╭──

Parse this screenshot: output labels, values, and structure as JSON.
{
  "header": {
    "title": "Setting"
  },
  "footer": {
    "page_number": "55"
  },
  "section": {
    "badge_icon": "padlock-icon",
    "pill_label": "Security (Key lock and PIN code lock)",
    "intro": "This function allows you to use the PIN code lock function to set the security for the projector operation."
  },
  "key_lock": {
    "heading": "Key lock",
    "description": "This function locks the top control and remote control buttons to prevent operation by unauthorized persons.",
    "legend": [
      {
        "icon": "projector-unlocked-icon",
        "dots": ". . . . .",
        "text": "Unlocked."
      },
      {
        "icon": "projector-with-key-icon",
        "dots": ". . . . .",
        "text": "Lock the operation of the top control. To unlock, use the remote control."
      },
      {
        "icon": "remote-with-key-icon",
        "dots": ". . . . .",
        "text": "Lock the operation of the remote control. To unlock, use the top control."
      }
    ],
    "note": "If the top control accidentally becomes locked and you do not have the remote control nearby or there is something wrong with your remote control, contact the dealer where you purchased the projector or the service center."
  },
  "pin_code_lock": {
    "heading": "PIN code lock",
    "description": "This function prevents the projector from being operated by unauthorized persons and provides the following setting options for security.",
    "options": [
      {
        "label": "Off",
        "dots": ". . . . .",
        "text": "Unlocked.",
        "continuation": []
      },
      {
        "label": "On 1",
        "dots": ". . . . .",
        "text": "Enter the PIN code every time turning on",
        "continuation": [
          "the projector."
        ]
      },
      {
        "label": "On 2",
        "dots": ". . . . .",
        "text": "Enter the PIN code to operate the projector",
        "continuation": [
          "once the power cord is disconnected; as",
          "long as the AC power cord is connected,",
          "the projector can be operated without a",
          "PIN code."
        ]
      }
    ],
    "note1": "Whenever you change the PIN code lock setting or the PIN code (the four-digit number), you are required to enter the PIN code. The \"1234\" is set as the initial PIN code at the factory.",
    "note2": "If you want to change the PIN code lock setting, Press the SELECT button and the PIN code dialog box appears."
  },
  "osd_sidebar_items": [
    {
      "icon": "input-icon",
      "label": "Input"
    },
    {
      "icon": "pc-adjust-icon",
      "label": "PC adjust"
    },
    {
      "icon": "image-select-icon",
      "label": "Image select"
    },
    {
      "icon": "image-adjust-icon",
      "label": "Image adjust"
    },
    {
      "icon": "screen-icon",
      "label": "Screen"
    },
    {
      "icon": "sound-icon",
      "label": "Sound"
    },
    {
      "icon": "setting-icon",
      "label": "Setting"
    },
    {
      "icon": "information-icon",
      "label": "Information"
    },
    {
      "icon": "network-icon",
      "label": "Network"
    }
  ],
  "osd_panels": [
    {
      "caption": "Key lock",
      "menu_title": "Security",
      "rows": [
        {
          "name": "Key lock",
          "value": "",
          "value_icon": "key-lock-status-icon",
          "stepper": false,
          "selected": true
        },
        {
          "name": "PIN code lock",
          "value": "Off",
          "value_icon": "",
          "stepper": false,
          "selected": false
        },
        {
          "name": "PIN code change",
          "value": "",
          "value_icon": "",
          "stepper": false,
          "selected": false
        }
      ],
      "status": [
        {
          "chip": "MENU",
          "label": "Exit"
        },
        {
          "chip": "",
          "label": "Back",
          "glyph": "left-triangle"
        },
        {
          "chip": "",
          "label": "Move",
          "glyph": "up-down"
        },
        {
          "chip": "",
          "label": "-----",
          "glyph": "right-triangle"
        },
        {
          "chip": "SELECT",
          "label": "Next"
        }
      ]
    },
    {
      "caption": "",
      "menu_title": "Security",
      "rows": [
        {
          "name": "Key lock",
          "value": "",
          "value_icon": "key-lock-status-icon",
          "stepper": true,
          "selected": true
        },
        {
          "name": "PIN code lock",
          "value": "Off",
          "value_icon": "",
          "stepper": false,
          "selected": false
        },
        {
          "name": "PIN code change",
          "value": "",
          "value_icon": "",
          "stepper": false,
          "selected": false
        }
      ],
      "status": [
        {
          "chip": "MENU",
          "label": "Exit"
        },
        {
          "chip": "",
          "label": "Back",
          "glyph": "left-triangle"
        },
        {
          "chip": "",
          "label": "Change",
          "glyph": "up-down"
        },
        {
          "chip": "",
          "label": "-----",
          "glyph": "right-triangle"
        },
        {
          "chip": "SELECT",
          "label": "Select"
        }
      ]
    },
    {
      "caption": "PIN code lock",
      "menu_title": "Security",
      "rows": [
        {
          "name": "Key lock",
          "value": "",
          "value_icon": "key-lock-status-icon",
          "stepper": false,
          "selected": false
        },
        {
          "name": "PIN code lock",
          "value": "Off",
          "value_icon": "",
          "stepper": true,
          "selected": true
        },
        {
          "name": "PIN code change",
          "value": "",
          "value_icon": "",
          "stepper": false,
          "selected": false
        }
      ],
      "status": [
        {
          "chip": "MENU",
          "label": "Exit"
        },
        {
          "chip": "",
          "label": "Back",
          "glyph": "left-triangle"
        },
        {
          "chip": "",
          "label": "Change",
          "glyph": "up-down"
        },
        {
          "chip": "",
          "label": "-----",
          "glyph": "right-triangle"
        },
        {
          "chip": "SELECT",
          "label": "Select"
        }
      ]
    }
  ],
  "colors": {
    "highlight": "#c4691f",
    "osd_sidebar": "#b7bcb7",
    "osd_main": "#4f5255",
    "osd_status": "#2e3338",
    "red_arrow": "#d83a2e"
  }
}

╰──

Transcribe all entries exactly as they are given.

Parse this screenshot: output labels, values, and structure as JSON.
{
  "header": {
    "title": "Setting"
  },
  "footer": {
    "page_number": "55"
  },
  "section": {
    "badge_icon": "padlock-icon",
    "pill_label": "Security (Key lock and PIN code lock)",
    "intro": "This function allows you to use the PIN code lock function to set the security for the projector operation."
  },
  "key_lock": {
    "heading": "Key lock",
    "description": "This function locks the top control and remote control buttons to prevent operation by unauthorized persons.",
    "legend": [
      {
        "icon": "projector-unlocked-icon",
        "dots": ". . . . .",
        "text": "Unlocked."
      },
      {
        "icon": "projector-with-key-icon",
        "dots": ". . . . .",
        "text": "Lock the operation of the top control. To unlock, use the remote control."
      },
      {
        "icon": "remote-with-key-icon",
        "dots": ". . . . .",
        "text": "Lock the operation of the remote control. To unlock, use the top control."
      }
    ],
    "note": "If the top control accidentally becomes locked and you do not have the remote control nearby or there is something wrong with your remote control, contact the dealer where you purchased the projector or the service center."
  },
  "pin_code_lock": {
    "heading": "PIN code lock",
    "description": "This function prevents the projector from being operated by unauthorized persons and provides the following setting options for security.",
    "options": [
      {
        "label": "Off",
        "dots": ". . . . .",
        "text": "Unlocked.",
        "continuation": []
      },
      {
        "label": "On 1",
        "dots": ". . . . .",
        "text": "Enter the PIN code every time turning on",
        "continuation": [
          "the projector."
        ]
      },
      {
        "label": "On 2",
        "dots": ". . . . .",
        "text": "Enter the PIN code to operate the projector",
        "continuation": [
          "once the power cord is disconnected; as",
          "long as the AC power cord is connected,",
          "the projector can be operated without a",
          "PIN code."
        ]
      }
    ],
    "note1": "Whenever you change the PIN code lock setting or the PIN code (the four-digit number), you are required to enter the PIN code. The \"1234\" is set as the initial PIN code at the factory.",
    "note2": "If you want to change the PIN code lock setting, Press the SELECT button and the PIN code dialog box appears."
  },
  "osd_sidebar_items": [
    {
      "icon": "input-icon",
      "label": "Input"
    },
    {
      "icon": "pc-adjust-icon",
      "label": "PC adjust"
    },
    {
      "icon": "image-select-icon",
      "label": "Image select"
    },
    {
      "icon": "image-adjust-icon",
      "label": "Image adjust"
    },
    {
      "icon": "screen-icon",
      "label": "Screen"
    },
    {
      "icon": "sound-icon",
      "label": "Sound"
    },
    {
      "icon": "setting-icon",
      "label": "Setting"
    },
    {
      "icon": "information-icon",
      "label": "Information"
    },
    {
      "icon": "network-icon",
      "label": "Network"
    }
  ],
  "osd_panels": [
    {
      "caption": "Key lock",
      "menu_title": "Security",
      "rows": [
        {
          "name": "Key lock",
          "value": "",
          "value_icon": "key-lock-status-icon",
          "stepper": false,
          "selected": true
        },
        {
          "name": "PIN code lock",
          "value": "Off",
          "value_icon": "",
          "stepper": false,
          "selected": false
        },
        {
          "name": "PIN code change",
          "value": "",
          "value_icon": "",
          "stepper": false,
          "selected": false
        }
      ],
      "status": [
        {
          "chip": "MENU",
          "label": "Exit"
        },
        {
          "chip": "",
          "label": "Back",
          "glyph": "left-triangle"
        },
        {
          "chip": "",
          "label": "Move",
          "glyph": "up-down"
        },
        {
          "chip": "",
          "label": "-----",
          "glyph": "right-triangle"
        },
        {
          "chip": "SELECT",
          "label": "Next"
        }
      ]
    },
    {
      "caption": "",
      "menu_title": "Security",
      "rows": [
        {
          "name": "Key lock",
          "value": "",
          "value_icon": "key-lock-status-icon",
          "stepper": true,
          "selected": true
        },
        {
          "name": "PIN code lock",
          "value": "Off",
          "value_icon": "",
          "stepper": false,
          "selected": false
        },
        {
          "name": "PIN code change",
          "value": "",
          "value_icon": "",
          "stepper": false,
          "selected": false
        }
      ],
      "status": [
        {
          "chip": "MENU",
          "label": "Exit"
        },
        {
          "chip": "",
          "label": "Back",
          "glyph": "left-triangle"
        },
        {
          "chip": "",
          "label": "Change",
          "glyph": "up-down"
        },
        {
          "chip": "",
          "label": "-----",
          "glyph": "right-triangle"
        },
        {
          "chip": "SELECT",
          "label": "Select"
        }
      ]
    },
    {
      "caption": "PIN code lock",
      "menu_title": "Security",
      "rows": [
        {
          "name": "Key lock",
          "value": "",
          "value_icon": "key-lock-status-icon",
          "stepper": false,
          "selected": false
        },
        {
          "name": "PIN code lock",
          "value": "Off",
          "value_icon": "",
          "stepper": true,
          "selected": true
        },
        {
          "name": "PIN code change",
          "value": "",
          "value_icon": "",
          "stepper": false,
          "selected": false
        }
      ],
      "status": [
        {
          "chip": "MENU",
          "label": "Exit"
        },
        {
          "chip": "",
          "label": "Back",
          "glyph": "left-triangle"
        },
        {
          "chip": "",
          "label": "Change",
          "glyph": "up-down"
        },
        {
          "chip": "",
          "label": "-----",
          "glyph": "right-triangle"
        },
        {
          "chip": "SELECT",
          "label": "Select"
        }
      ]
    }
  ],
  "colors": {
    "highlight": "#c4691f",
    "osd_sidebar": "#b7bcb7",
    "osd_main": "#4f5255",
    "osd_status": "#2e3338",
    "red_arrow": "#d83a2e"
  }
}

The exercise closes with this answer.